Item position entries
:::

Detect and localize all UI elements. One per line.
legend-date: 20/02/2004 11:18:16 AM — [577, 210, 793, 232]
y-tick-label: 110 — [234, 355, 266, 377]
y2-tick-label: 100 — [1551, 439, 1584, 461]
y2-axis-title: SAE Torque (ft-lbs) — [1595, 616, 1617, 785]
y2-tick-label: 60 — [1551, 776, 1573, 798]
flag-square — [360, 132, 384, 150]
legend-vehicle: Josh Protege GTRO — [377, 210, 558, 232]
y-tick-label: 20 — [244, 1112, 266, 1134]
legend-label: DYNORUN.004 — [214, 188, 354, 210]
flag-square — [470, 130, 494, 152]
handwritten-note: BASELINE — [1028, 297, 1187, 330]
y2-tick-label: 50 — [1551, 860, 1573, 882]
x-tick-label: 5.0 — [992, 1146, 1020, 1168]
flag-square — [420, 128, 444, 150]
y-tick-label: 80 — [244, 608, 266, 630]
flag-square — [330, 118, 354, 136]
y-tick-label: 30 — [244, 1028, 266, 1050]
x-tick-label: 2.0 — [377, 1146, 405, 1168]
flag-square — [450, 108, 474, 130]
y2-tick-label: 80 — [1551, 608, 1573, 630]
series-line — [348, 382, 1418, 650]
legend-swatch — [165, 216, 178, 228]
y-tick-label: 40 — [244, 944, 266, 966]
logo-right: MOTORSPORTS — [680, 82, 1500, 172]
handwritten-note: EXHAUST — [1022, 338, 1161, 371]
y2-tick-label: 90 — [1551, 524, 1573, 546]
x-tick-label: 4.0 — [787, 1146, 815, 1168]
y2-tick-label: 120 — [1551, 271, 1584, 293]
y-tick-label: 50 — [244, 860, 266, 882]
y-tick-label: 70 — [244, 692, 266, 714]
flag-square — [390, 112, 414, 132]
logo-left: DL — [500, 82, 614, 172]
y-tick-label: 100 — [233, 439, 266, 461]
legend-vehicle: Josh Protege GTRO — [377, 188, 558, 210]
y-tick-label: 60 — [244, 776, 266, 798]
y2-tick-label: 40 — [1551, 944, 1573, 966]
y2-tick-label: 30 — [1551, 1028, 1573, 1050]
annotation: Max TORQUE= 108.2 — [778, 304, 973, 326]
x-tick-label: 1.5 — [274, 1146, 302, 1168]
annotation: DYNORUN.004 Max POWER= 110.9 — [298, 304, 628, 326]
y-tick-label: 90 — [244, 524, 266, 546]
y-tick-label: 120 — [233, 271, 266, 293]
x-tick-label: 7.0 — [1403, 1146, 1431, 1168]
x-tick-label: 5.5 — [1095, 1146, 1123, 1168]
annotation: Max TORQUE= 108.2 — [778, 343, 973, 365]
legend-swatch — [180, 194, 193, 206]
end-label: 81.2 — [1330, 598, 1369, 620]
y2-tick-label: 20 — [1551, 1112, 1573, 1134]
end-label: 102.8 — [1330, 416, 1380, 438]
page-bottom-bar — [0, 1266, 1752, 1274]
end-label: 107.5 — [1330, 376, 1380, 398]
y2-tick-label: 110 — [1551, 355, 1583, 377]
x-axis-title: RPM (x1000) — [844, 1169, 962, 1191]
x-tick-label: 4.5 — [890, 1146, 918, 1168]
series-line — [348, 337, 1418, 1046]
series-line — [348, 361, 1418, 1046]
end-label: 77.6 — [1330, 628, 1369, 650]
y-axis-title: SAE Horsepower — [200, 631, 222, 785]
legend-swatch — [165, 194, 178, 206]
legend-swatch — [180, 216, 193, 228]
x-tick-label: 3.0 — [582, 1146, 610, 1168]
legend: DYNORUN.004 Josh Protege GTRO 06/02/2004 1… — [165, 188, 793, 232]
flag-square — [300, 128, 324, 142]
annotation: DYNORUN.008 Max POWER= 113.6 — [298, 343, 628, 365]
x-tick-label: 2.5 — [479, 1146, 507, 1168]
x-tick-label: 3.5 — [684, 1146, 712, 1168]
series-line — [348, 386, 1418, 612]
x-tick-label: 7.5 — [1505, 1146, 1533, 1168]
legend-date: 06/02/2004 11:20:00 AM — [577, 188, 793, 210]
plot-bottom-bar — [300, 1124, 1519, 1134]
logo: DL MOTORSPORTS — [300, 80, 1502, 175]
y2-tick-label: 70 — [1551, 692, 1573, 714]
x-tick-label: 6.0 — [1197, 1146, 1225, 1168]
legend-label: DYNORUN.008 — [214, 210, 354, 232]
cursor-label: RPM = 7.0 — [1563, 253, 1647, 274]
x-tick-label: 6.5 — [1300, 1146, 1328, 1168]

:::

▶ Task instructions
Copy every line of the item position entries verbatim, from the first to the last.

▶ Response
Detect and localize all UI elements. One per line.
legend-date: 20/02/2004 11:18:16 AM — [577, 210, 793, 232]
y-tick-label: 110 — [234, 355, 266, 377]
y2-tick-label: 100 — [1551, 439, 1584, 461]
y2-axis-title: SAE Torque (ft-lbs) — [1595, 616, 1617, 785]
y2-tick-label: 60 — [1551, 776, 1573, 798]
flag-square — [360, 132, 384, 150]
legend-vehicle: Josh Protege GTRO — [377, 210, 558, 232]
y-tick-label: 20 — [244, 1112, 266, 1134]
legend-label: DYNORUN.004 — [214, 188, 354, 210]
flag-square — [470, 130, 494, 152]
handwritten-note: BASELINE — [1028, 297, 1187, 330]
y2-tick-label: 50 — [1551, 860, 1573, 882]
x-tick-label: 5.0 — [992, 1146, 1020, 1168]
flag-square — [420, 128, 444, 150]
y-tick-label: 80 — [244, 608, 266, 630]
flag-square — [330, 118, 354, 136]
y-tick-label: 30 — [244, 1028, 266, 1050]
x-tick-label: 2.0 — [377, 1146, 405, 1168]
flag-square — [450, 108, 474, 130]
y2-tick-label: 80 — [1551, 608, 1573, 630]
series-line — [348, 382, 1418, 650]
legend-swatch — [165, 216, 178, 228]
y-tick-label: 40 — [244, 944, 266, 966]
logo-right: MOTORSPORTS — [680, 82, 1500, 172]
handwritten-note: EXHAUST — [1022, 338, 1161, 371]
y2-tick-label: 90 — [1551, 524, 1573, 546]
x-tick-label: 4.0 — [787, 1146, 815, 1168]
y2-tick-label: 120 — [1551, 271, 1584, 293]
y-tick-label: 50 — [244, 860, 266, 882]
y-tick-label: 70 — [244, 692, 266, 714]
flag-square — [390, 112, 414, 132]
logo-left: DL — [500, 82, 614, 172]
y-tick-label: 100 — [233, 439, 266, 461]
legend-vehicle: Josh Protege GTRO — [377, 188, 558, 210]
y-tick-label: 60 — [244, 776, 266, 798]
y2-tick-label: 40 — [1551, 944, 1573, 966]
y2-tick-label: 30 — [1551, 1028, 1573, 1050]
annotation: Max TORQUE= 108.2 — [778, 304, 973, 326]
x-tick-label: 1.5 — [274, 1146, 302, 1168]
annotation: DYNORUN.004 Max POWER= 110.9 — [298, 304, 628, 326]
y-tick-label: 90 — [244, 524, 266, 546]
y-tick-label: 120 — [233, 271, 266, 293]
x-tick-label: 7.0 — [1403, 1146, 1431, 1168]
x-tick-label: 5.5 — [1095, 1146, 1123, 1168]
annotation: Max TORQUE= 108.2 — [778, 343, 973, 365]
legend-swatch — [180, 194, 193, 206]
end-label: 81.2 — [1330, 598, 1369, 620]
y2-tick-label: 20 — [1551, 1112, 1573, 1134]
end-label: 102.8 — [1330, 416, 1380, 438]
page-bottom-bar — [0, 1266, 1752, 1274]
end-label: 107.5 — [1330, 376, 1380, 398]
y2-tick-label: 110 — [1551, 355, 1583, 377]
x-axis-title: RPM (x1000) — [844, 1169, 962, 1191]
x-tick-label: 4.5 — [890, 1146, 918, 1168]
series-line — [348, 337, 1418, 1046]
series-line — [348, 361, 1418, 1046]
end-label: 77.6 — [1330, 628, 1369, 650]
y-axis-title: SAE Horsepower — [200, 631, 222, 785]
legend-swatch — [165, 194, 178, 206]
legend-swatch — [180, 216, 193, 228]
x-tick-label: 3.0 — [582, 1146, 610, 1168]
legend: DYNORUN.004 Josh Protege GTRO 06/02/2004 1… — [165, 188, 793, 232]
flag-square — [300, 128, 324, 142]
annotation: DYNORUN.008 Max POWER= 113.6 — [298, 343, 628, 365]
x-tick-label: 2.5 — [479, 1146, 507, 1168]
x-tick-label: 3.5 — [684, 1146, 712, 1168]
series-line — [348, 386, 1418, 612]
x-tick-label: 7.5 — [1505, 1146, 1533, 1168]
legend-date: 06/02/2004 11:20:00 AM — [577, 188, 793, 210]
plot-bottom-bar — [300, 1124, 1519, 1134]
logo: DL MOTORSPORTS — [300, 80, 1502, 175]
y2-tick-label: 70 — [1551, 692, 1573, 714]
x-tick-label: 6.0 — [1197, 1146, 1225, 1168]
legend-label: DYNORUN.008 — [214, 210, 354, 232]
cursor-label: RPM = 7.0 — [1563, 253, 1647, 274]
x-tick-label: 6.5 — [1300, 1146, 1328, 1168]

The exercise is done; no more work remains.